* **Task goal**
Quote all of the data that follows exactly as written, skipping the images.

** Begin **

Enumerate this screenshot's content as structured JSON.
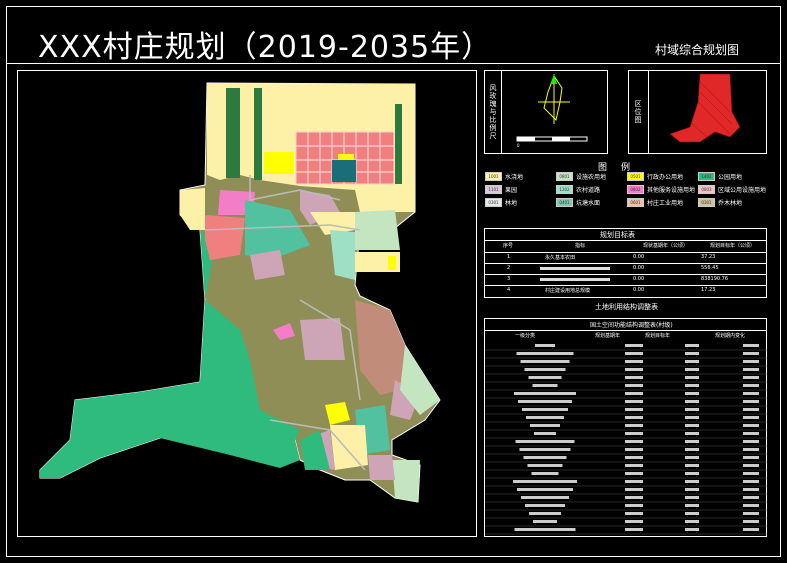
{
  "header": {
    "title": "XXX村庄规划（2019-2035年）",
    "subtitle": "村域综合规划图"
  },
  "inset_left": {
    "label": "风玫瑰与比例尺"
  },
  "inset_right": {
    "label": "区位图"
  },
  "legend": {
    "title": "图例",
    "items": [
      {
        "code": "1001",
        "label": "水浇地",
        "color": "#fdf1a8"
      },
      {
        "code": "0801",
        "label": "设施农用地",
        "color": "#c3e6c0"
      },
      {
        "code": "0501",
        "label": "行政办公用地",
        "color": "#ffff00"
      },
      {
        "code": "1402",
        "label": "公园用地",
        "color": "#2ebb7d"
      },
      {
        "code": "1101",
        "label": "果园",
        "color": "#d7c9d8"
      },
      {
        "code": "1202",
        "label": "农村道路",
        "color": "#9ee0c6"
      },
      {
        "code": "0802",
        "label": "其他服务设施用地",
        "color": "#f37ec7"
      },
      {
        "code": "0803",
        "label": "区域公用设施用地",
        "color": "#f4c1c8"
      },
      {
        "code": "0301",
        "label": "林地",
        "color": "#e8e8e8"
      },
      {
        "code": "0401",
        "label": "坑塘水面",
        "color": "#7fc7b0"
      },
      {
        "code": "0601",
        "label": "村庄工业用地",
        "color": "#f2c29f"
      },
      {
        "code": "0301",
        "label": "乔木林地",
        "color": "#cfc09e"
      }
    ]
  },
  "targets": {
    "title": "规划目标表",
    "headers": [
      "序号",
      "指标",
      "现状基期年（公顷）",
      "规划目标年（公顷）"
    ],
    "rows": [
      {
        "no": "1",
        "name": "永久基本农田",
        "base": "0.00",
        "target": "37.23"
      },
      {
        "no": "2",
        "name": "",
        "base": "0.00",
        "target": "556.45"
      },
      {
        "no": "3",
        "name": "",
        "base": "0.00",
        "target": "838190.76"
      },
      {
        "no": "4",
        "name": "村庄建设用地总规模",
        "base": "0.00",
        "target": "17.23"
      }
    ]
  },
  "landuse": {
    "title": "土地利用结构调整表",
    "subtitle": "国土空间功能结构调整表(村级)",
    "headers": [
      "一级分类",
      "规划基期年",
      "规划目标年",
      "规划期内变化"
    ]
  },
  "colors": {
    "agri_yellow": "#fdf1a8",
    "forest_olive": "#8f8e57",
    "park_green": "#2ebb7d",
    "pink": "#f37ec7",
    "red": "#f08080",
    "teal": "#52c1a0",
    "mauve": "#cda5b6",
    "brown": "#c28c7a",
    "dark_green": "#2c7a3e",
    "red_region": "#e02828"
  }
}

** End **

* **Exercise output**
Enumerate this screenshot's content as structured JSON.
{
  "header": {
    "title": "XXX村庄规划（2019-2035年）",
    "subtitle": "村域综合规划图"
  },
  "inset_left": {
    "label": "风玫瑰与比例尺"
  },
  "inset_right": {
    "label": "区位图"
  },
  "legend": {
    "title": "图例",
    "items": [
      {
        "code": "1001",
        "label": "水浇地",
        "color": "#fdf1a8"
      },
      {
        "code": "0801",
        "label": "设施农用地",
        "color": "#c3e6c0"
      },
      {
        "code": "0501",
        "label": "行政办公用地",
        "color": "#ffff00"
      },
      {
        "code": "1402",
        "label": "公园用地",
        "color": "#2ebb7d"
      },
      {
        "code": "1101",
        "label": "果园",
        "color": "#d7c9d8"
      },
      {
        "code": "1202",
        "label": "农村道路",
        "color": "#9ee0c6"
      },
      {
        "code": "0802",
        "label": "其他服务设施用地",
        "color": "#f37ec7"
      },
      {
        "code": "0803",
        "label": "区域公用设施用地",
        "color": "#f4c1c8"
      },
      {
        "code": "0301",
        "label": "林地",
        "color": "#e8e8e8"
      },
      {
        "code": "0401",
        "label": "坑塘水面",
        "color": "#7fc7b0"
      },
      {
        "code": "0601",
        "label": "村庄工业用地",
        "color": "#f2c29f"
      },
      {
        "code": "0301",
        "label": "乔木林地",
        "color": "#cfc09e"
      }
    ]
  },
  "targets": {
    "title": "规划目标表",
    "headers": [
      "序号",
      "指标",
      "现状基期年（公顷）",
      "规划目标年（公顷）"
    ],
    "rows": [
      {
        "no": "1",
        "name": "永久基本农田",
        "base": "0.00",
        "target": "37.23"
      },
      {
        "no": "2",
        "name": "",
        "base": "0.00",
        "target": "556.45"
      },
      {
        "no": "3",
        "name": "",
        "base": "0.00",
        "target": "838190.76"
      },
      {
        "no": "4",
        "name": "村庄建设用地总规模",
        "base": "0.00",
        "target": "17.23"
      }
    ]
  },
  "landuse": {
    "title": "土地利用结构调整表",
    "subtitle": "国土空间功能结构调整表(村级)",
    "headers": [
      "一级分类",
      "规划基期年",
      "规划目标年",
      "规划期内变化"
    ]
  },
  "colors": {
    "agri_yellow": "#fdf1a8",
    "forest_olive": "#8f8e57",
    "park_green": "#2ebb7d",
    "pink": "#f37ec7",
    "red": "#f08080",
    "teal": "#52c1a0",
    "mauve": "#cda5b6",
    "brown": "#c28c7a",
    "dark_green": "#2c7a3e",
    "red_region": "#e02828"
  }
}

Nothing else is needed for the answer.